━━━━━ DATA ROWS
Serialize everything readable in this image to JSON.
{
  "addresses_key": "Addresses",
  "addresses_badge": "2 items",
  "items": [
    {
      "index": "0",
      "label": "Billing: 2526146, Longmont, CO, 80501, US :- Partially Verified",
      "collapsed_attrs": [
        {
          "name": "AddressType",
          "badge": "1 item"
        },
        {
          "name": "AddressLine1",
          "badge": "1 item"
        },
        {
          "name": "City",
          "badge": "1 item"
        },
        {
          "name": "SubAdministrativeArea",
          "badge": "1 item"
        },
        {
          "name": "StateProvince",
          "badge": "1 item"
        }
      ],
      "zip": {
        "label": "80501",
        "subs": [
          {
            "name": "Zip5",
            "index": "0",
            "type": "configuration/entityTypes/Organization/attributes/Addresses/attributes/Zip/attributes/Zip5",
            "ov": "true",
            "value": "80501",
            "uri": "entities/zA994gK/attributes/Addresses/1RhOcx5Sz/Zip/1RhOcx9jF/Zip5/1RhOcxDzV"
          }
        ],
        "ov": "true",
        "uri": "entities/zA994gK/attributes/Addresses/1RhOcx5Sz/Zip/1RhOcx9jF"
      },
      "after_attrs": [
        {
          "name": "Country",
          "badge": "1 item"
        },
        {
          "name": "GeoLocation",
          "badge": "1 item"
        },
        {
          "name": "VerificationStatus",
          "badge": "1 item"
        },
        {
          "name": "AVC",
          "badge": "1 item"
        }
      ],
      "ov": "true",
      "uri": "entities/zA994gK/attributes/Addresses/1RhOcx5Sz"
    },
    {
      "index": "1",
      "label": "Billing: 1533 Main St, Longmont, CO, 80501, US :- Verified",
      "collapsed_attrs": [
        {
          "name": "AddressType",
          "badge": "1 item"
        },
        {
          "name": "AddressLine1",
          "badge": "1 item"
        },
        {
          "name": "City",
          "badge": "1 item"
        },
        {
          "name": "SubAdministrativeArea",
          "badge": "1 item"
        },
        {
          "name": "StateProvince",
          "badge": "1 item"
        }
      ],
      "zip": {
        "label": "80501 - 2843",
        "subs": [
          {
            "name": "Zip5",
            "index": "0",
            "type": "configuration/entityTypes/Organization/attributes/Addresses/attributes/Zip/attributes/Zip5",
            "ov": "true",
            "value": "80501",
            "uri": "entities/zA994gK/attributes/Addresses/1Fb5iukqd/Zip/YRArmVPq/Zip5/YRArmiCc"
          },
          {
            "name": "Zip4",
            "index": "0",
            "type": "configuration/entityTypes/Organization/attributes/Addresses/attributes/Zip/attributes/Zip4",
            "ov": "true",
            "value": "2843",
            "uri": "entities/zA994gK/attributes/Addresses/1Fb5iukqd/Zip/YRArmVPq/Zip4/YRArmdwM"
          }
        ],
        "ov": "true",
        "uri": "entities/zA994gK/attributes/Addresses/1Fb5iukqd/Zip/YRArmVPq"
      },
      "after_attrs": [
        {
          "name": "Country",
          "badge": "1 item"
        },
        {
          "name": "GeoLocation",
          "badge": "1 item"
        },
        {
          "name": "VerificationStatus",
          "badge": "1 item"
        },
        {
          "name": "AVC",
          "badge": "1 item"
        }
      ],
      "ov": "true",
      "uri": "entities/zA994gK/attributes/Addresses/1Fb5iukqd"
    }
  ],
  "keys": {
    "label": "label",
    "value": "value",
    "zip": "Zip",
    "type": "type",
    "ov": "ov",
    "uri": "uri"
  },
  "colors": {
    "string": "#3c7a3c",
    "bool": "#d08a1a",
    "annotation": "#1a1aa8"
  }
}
━━━━━━━━━━
TO DO: Using the entries above, please restate each one word for word.

OUTPUT FOR THIS TASK:
Serialize everything readable in this image to JSON.
{
  "addresses_key": "Addresses",
  "addresses_badge": "2 items",
  "items": [
    {
      "index": "0",
      "label": "Billing: 2526146, Longmont, CO, 80501, US :- Partially Verified",
      "collapsed_attrs": [
        {
          "name": "AddressType",
          "badge": "1 item"
        },
        {
          "name": "AddressLine1",
          "badge": "1 item"
        },
        {
          "name": "City",
          "badge": "1 item"
        },
        {
          "name": "SubAdministrativeArea",
          "badge": "1 item"
        },
        {
          "name": "StateProvince",
          "badge": "1 item"
        }
      ],
      "zip": {
        "label": "80501",
        "subs": [
          {
            "name": "Zip5",
            "index": "0",
            "type": "configuration/entityTypes/Organization/attributes/Addresses/attributes/Zip/attributes/Zip5",
            "ov": "true",
            "value": "80501",
            "uri": "entities/zA994gK/attributes/Addresses/1RhOcx5Sz/Zip/1RhOcx9jF/Zip5/1RhOcxDzV"
          }
        ],
        "ov": "true",
        "uri": "entities/zA994gK/attributes/Addresses/1RhOcx5Sz/Zip/1RhOcx9jF"
      },
      "after_attrs": [
        {
          "name": "Country",
          "badge": "1 item"
        },
        {
          "name": "GeoLocation",
          "badge": "1 item"
        },
        {
          "name": "VerificationStatus",
          "badge": "1 item"
        },
        {
          "name": "AVC",
          "badge": "1 item"
        }
      ],
      "ov": "true",
      "uri": "entities/zA994gK/attributes/Addresses/1RhOcx5Sz"
    },
    {
      "index": "1",
      "label": "Billing: 1533 Main St, Longmont, CO, 80501, US :- Verified",
      "collapsed_attrs": [
        {
          "name": "AddressType",
          "badge": "1 item"
        },
        {
          "name": "AddressLine1",
          "badge": "1 item"
        },
        {
          "name": "City",
          "badge": "1 item"
        },
        {
          "name": "SubAdministrativeArea",
          "badge": "1 item"
        },
        {
          "name": "StateProvince",
          "badge": "1 item"
        }
      ],
      "zip": {
        "label": "80501 - 2843",
        "subs": [
          {
            "name": "Zip5",
            "index": "0",
            "type": "configuration/entityTypes/Organization/attributes/Addresses/attributes/Zip/attributes/Zip5",
            "ov": "true",
            "value": "80501",
            "uri": "entities/zA994gK/attributes/Addresses/1Fb5iukqd/Zip/YRArmVPq/Zip5/YRArmiCc"
          },
          {
            "name": "Zip4",
            "index": "0",
            "type": "configuration/entityTypes/Organization/attributes/Addresses/attributes/Zip/attributes/Zip4",
            "ov": "true",
            "value": "2843",
            "uri": "entities/zA994gK/attributes/Addresses/1Fb5iukqd/Zip/YRArmVPq/Zip4/YRArmdwM"
          }
        ],
        "ov": "true",
        "uri": "entities/zA994gK/attributes/Addresses/1Fb5iukqd/Zip/YRArmVPq"
      },
      "after_attrs": [
        {
          "name": "Country",
          "badge": "1 item"
        },
        {
          "name": "GeoLocation",
          "badge": "1 item"
        },
        {
          "name": "VerificationStatus",
          "badge": "1 item"
        },
        {
          "name": "AVC",
          "badge": "1 item"
        }
      ],
      "ov": "true",
      "uri": "entities/zA994gK/attributes/Addresses/1Fb5iukqd"
    }
  ],
  "keys": {
    "label": "label",
    "value": "value",
    "zip": "Zip",
    "type": "type",
    "ov": "ov",
    "uri": "uri"
  },
  "colors": {
    "string": "#3c7a3c",
    "bool": "#d08a1a",
    "annotation": "#1a1aa8"
  }
}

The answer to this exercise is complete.